| GIVEN TASK |
In the records that follow, show each line where the word "Average" is present.

| INPUT ROWS |
---+---
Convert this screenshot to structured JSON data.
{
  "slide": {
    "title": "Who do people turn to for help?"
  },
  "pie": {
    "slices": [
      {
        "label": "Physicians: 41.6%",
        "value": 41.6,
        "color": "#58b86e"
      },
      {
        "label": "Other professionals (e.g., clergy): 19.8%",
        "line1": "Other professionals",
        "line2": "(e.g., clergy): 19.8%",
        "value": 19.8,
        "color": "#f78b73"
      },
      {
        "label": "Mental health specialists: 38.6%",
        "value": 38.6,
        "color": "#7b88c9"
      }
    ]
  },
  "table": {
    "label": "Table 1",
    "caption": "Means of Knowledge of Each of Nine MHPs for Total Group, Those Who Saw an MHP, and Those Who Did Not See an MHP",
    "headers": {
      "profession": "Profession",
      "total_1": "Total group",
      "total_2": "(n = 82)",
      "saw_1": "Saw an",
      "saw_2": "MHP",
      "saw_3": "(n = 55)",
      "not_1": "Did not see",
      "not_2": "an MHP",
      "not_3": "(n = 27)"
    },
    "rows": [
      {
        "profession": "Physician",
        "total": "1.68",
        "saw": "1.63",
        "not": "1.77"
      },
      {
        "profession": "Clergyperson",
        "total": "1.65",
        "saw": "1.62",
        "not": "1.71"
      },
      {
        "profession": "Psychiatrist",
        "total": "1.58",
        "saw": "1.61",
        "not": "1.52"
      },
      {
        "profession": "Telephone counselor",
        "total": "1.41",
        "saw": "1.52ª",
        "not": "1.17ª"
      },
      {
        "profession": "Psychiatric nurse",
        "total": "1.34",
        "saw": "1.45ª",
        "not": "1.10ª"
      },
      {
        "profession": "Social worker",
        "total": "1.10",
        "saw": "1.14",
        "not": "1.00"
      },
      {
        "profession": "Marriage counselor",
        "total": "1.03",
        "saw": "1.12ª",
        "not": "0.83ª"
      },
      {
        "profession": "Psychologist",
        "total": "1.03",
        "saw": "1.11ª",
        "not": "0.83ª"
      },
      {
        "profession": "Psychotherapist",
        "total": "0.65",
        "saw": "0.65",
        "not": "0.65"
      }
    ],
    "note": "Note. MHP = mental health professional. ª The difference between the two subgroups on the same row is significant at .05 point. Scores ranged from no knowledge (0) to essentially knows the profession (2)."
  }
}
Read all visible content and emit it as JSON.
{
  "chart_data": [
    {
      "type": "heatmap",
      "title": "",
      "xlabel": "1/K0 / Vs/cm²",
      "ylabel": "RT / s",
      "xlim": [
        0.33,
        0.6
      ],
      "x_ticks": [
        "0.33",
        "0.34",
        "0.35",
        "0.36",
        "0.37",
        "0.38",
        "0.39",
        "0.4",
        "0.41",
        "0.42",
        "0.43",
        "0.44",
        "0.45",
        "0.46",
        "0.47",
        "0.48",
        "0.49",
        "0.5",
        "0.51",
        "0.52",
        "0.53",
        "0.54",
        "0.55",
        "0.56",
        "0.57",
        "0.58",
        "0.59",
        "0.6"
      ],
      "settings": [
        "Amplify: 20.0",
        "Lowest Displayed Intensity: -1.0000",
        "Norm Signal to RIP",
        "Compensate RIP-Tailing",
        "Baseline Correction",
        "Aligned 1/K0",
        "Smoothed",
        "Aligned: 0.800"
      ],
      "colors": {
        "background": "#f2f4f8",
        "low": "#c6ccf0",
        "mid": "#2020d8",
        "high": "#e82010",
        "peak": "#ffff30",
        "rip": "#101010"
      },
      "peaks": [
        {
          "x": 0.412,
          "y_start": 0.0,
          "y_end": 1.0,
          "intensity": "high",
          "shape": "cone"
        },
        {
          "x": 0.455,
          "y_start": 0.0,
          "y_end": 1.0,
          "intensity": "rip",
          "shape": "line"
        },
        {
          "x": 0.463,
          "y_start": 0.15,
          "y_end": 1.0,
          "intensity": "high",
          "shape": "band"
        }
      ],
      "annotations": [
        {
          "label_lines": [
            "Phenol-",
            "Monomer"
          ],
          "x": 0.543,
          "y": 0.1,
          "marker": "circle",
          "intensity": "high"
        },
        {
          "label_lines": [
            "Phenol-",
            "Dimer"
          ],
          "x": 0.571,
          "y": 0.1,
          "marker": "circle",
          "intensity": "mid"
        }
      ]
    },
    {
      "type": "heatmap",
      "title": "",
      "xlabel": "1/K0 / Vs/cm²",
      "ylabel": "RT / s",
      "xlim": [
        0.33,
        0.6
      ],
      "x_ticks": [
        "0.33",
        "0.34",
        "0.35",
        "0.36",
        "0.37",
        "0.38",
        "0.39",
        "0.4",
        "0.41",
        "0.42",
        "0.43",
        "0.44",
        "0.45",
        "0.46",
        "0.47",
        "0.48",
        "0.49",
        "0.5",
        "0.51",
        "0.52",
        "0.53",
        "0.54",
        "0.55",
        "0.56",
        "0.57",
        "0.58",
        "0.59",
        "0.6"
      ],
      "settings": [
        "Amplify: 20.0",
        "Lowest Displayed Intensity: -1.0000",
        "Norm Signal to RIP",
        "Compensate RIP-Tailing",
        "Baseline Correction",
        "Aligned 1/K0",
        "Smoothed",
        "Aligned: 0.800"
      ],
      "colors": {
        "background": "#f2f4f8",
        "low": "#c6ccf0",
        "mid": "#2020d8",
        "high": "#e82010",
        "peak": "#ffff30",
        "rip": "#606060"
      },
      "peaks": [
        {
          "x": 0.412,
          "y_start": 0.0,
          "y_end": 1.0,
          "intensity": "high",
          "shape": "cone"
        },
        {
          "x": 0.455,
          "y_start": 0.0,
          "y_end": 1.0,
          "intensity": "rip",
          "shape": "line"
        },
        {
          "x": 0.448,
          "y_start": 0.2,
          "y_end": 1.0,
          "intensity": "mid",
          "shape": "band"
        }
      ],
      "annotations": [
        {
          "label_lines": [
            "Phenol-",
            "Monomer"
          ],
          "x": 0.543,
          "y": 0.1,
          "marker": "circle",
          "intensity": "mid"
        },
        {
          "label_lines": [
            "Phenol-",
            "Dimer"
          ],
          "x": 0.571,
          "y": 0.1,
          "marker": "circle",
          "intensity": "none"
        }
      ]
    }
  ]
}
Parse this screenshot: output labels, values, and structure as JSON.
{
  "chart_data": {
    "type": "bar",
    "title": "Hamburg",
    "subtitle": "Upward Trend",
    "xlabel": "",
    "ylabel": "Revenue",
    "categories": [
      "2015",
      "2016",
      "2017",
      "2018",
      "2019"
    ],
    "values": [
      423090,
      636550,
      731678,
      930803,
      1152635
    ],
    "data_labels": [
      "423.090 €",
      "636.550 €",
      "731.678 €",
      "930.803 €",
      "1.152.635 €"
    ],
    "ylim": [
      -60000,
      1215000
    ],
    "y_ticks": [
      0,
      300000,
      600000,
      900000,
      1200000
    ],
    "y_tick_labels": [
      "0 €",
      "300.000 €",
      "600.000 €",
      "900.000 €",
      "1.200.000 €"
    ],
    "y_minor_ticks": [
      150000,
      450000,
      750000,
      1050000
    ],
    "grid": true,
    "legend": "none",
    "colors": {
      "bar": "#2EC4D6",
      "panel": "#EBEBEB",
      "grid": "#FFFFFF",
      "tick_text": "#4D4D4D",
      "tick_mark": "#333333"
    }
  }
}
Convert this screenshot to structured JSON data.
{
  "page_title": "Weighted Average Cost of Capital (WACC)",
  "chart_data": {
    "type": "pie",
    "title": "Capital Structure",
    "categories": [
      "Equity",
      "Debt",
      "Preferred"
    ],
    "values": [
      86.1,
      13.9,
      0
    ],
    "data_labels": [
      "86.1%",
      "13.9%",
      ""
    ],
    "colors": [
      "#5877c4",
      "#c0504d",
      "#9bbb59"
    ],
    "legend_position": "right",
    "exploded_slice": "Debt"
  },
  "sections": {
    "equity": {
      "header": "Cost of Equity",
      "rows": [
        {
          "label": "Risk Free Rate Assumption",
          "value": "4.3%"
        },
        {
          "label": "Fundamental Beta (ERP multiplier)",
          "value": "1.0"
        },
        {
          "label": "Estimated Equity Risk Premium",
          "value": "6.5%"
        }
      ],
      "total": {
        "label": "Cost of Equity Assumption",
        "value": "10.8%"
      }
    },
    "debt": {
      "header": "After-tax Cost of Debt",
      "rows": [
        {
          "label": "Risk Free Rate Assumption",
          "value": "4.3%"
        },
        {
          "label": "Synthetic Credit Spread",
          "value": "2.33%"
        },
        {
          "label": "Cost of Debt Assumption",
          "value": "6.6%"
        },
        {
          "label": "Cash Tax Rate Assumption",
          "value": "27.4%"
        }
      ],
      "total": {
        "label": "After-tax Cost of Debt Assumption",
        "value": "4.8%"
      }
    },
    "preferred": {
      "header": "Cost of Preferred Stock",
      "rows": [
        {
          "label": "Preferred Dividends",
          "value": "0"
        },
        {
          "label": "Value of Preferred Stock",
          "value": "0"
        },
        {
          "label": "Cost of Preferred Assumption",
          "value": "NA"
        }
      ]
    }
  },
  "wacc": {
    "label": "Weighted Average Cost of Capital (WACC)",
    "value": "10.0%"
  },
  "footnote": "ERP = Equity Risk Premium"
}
---+---
| TASK RESPONSE |
  "page_title": "Weighted Average Cost of Capital (WACC)",
    "label": "Weighted Average Cost of Capital (WACC)",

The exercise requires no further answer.